Copy the data word for word, from its first line through the line containing "lipid-droplet — [104, 288, 109, 293]", including both of those lines.

Stored data
▬▬▬

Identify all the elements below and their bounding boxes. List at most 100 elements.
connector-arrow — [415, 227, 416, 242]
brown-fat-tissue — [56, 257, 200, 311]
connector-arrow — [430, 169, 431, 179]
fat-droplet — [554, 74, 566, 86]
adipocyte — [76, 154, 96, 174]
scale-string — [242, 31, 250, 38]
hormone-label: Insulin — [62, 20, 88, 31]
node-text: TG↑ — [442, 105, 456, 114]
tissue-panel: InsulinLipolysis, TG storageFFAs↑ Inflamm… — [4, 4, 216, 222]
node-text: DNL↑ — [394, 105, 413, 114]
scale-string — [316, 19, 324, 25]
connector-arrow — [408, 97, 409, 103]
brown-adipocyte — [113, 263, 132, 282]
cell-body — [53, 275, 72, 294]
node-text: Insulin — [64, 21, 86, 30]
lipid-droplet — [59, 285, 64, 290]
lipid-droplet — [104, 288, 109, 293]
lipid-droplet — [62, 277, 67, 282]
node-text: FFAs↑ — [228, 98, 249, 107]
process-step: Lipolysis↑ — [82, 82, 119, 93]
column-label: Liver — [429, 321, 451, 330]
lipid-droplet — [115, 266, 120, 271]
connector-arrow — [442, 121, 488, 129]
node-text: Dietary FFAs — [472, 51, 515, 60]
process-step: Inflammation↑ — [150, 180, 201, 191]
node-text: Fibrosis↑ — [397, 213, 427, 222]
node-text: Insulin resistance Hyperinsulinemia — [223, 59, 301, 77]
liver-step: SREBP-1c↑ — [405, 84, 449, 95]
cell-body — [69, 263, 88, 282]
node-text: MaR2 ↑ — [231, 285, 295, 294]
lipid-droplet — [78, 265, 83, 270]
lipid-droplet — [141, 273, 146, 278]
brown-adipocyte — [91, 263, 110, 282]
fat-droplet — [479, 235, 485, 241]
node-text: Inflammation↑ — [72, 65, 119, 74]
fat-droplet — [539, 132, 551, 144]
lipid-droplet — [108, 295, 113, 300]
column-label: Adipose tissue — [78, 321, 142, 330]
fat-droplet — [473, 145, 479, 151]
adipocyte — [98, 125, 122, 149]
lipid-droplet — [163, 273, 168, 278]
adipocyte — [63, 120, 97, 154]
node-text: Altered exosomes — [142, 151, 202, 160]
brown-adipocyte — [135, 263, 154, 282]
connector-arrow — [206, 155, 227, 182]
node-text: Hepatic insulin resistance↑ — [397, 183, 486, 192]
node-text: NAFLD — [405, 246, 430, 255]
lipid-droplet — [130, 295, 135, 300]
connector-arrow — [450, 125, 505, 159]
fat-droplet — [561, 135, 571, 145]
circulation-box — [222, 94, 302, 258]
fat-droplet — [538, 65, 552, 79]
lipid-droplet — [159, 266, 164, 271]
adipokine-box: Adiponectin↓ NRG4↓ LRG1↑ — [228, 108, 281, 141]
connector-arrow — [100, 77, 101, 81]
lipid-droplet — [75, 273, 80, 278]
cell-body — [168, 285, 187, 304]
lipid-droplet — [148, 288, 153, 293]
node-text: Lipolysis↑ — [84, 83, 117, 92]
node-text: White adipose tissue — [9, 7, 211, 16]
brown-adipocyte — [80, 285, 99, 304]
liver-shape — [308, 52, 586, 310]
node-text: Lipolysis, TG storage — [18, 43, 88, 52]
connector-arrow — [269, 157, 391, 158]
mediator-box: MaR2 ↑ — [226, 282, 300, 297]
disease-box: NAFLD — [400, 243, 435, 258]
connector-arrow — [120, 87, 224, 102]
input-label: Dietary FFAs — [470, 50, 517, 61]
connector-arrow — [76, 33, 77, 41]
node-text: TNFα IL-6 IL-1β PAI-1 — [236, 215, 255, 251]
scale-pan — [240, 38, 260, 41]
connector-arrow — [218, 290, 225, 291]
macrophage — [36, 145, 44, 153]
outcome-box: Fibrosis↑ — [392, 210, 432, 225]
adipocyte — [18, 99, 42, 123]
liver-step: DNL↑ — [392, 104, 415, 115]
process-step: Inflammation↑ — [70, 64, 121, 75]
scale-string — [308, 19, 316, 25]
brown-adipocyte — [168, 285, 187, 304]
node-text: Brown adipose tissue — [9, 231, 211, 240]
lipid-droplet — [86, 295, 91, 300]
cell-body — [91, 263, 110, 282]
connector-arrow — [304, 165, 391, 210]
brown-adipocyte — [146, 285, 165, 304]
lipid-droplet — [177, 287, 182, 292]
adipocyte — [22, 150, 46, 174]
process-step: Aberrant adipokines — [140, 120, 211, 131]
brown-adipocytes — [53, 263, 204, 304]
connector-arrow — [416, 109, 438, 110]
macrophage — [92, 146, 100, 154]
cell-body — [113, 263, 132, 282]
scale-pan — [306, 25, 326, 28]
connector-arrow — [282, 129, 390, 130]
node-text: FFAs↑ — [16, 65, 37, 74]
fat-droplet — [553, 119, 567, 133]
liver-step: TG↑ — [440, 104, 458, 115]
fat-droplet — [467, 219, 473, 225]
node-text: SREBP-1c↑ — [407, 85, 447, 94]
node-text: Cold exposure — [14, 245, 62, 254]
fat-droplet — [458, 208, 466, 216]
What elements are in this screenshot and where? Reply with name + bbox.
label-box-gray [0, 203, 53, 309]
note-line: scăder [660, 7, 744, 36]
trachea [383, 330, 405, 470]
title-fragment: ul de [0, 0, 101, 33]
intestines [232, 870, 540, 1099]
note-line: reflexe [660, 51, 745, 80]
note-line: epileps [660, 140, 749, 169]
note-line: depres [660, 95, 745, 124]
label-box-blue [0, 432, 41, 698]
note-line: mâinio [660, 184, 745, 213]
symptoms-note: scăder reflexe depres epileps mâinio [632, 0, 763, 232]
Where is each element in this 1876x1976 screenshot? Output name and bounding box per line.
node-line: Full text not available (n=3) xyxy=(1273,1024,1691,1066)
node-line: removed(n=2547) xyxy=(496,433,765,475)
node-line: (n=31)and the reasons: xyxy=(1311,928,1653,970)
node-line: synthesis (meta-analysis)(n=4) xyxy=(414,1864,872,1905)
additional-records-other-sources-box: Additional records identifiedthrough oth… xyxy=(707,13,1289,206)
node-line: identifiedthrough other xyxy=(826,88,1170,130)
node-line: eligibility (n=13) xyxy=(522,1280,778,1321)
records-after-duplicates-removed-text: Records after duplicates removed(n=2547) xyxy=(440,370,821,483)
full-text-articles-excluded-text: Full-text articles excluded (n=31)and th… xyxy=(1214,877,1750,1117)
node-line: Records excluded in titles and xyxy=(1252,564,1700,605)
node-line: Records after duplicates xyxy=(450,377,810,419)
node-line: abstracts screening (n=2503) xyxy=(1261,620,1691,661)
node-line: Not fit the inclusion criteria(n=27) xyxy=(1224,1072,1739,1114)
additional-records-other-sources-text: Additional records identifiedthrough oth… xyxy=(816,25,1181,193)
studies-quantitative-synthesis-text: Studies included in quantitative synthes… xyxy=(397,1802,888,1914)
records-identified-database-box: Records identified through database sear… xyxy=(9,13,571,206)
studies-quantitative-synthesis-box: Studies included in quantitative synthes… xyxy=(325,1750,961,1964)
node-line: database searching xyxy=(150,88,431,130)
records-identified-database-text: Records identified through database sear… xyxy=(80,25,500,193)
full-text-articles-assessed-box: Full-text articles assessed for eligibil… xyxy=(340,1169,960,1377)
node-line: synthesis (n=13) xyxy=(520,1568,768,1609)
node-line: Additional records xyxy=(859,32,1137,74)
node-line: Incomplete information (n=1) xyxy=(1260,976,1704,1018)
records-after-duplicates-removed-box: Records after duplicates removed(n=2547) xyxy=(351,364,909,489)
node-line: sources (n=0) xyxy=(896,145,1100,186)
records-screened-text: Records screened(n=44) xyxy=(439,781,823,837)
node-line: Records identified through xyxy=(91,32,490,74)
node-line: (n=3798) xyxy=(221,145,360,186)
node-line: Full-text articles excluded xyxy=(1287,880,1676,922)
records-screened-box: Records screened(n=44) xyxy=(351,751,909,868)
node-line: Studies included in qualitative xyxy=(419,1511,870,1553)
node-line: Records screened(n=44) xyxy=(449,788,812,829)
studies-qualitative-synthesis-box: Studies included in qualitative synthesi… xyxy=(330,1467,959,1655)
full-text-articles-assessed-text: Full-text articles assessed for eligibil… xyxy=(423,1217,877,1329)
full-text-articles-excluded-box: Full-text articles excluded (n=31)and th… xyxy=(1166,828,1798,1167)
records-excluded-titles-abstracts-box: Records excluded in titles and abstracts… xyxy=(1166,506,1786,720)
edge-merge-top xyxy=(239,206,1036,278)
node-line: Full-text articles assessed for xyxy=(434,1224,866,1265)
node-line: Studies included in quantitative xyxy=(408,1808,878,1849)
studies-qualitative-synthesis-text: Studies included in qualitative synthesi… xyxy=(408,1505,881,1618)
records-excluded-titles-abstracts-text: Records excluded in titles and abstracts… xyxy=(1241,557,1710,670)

▬▬▬

# FINAL ANSWER
Identify all the elements below and their bounding boxes. List at most 100 elements.
connector-arrow — [415, 227, 416, 242]
brown-fat-tissue — [56, 257, 200, 311]
connector-arrow — [430, 169, 431, 179]
fat-droplet — [554, 74, 566, 86]
adipocyte — [76, 154, 96, 174]
scale-string — [242, 31, 250, 38]
hormone-label: Insulin — [62, 20, 88, 31]
node-text: TG↑ — [442, 105, 456, 114]
tissue-panel: InsulinLipolysis, TG storageFFAs↑ Inflamm… — [4, 4, 216, 222]
node-text: DNL↑ — [394, 105, 413, 114]
scale-string — [316, 19, 324, 25]
connector-arrow — [408, 97, 409, 103]
brown-adipocyte — [113, 263, 132, 282]
cell-body — [53, 275, 72, 294]
node-text: Insulin — [64, 21, 86, 30]
lipid-droplet — [59, 285, 64, 290]
lipid-droplet — [104, 288, 109, 293]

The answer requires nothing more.